_Extracted material_

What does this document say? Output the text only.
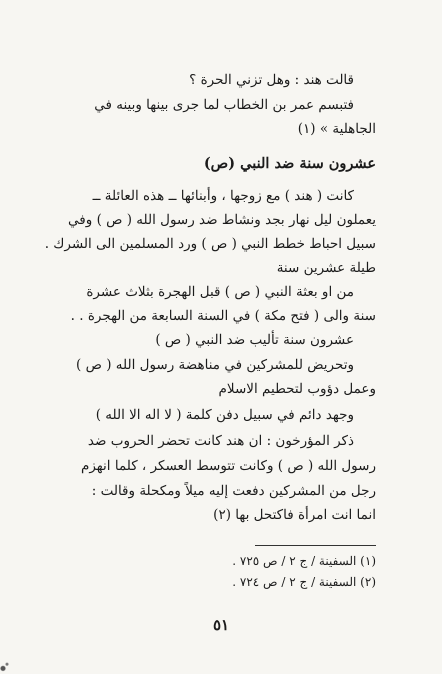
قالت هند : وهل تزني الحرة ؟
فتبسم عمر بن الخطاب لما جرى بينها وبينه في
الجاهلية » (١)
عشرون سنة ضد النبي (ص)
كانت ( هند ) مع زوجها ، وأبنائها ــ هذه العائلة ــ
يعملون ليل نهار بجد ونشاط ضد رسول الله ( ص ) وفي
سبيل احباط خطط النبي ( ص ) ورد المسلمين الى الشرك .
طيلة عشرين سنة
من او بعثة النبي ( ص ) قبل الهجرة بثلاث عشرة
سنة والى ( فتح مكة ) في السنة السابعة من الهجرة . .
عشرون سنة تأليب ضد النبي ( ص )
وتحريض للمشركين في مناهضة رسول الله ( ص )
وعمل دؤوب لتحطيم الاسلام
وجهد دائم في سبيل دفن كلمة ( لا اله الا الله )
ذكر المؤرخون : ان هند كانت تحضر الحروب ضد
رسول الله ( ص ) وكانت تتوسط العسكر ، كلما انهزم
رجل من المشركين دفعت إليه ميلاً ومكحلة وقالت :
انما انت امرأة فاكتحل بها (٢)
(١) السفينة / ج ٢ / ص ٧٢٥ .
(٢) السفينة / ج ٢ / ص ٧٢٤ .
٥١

_Directions_
Write the records out once more, exactly as they appear, with no pictures.

_The reply_
What does this document say? Output the text only.
قالت هند : وهل تزني الحرة ؟
فتبسم عمر بن الخطاب لما جرى بينها وبينه في
الجاهلية » (١)
عشرون سنة ضد النبي (ص)
كانت ( هند ) مع زوجها ، وأبنائها ــ هذه العائلة ــ
يعملون ليل نهار بجد ونشاط ضد رسول الله ( ص ) وفي
سبيل احباط خطط النبي ( ص ) ورد المسلمين الى الشرك .
طيلة عشرين سنة
من او بعثة النبي ( ص ) قبل الهجرة بثلاث عشرة
سنة والى ( فتح مكة ) في السنة السابعة من الهجرة . .
عشرون سنة تأليب ضد النبي ( ص )
وتحريض للمشركين في مناهضة رسول الله ( ص )
وعمل دؤوب لتحطيم الاسلام
وجهد دائم في سبيل دفن كلمة ( لا اله الا الله )
ذكر المؤرخون : ان هند كانت تحضر الحروب ضد
رسول الله ( ص ) وكانت تتوسط العسكر ، كلما انهزم
رجل من المشركين دفعت إليه ميلاً ومكحلة وقالت :
انما انت امرأة فاكتحل بها (٢)
(١) السفينة / ج ٢ / ص ٧٢٥ .
(٢) السفينة / ج ٢ / ص ٧٢٤ .
٥١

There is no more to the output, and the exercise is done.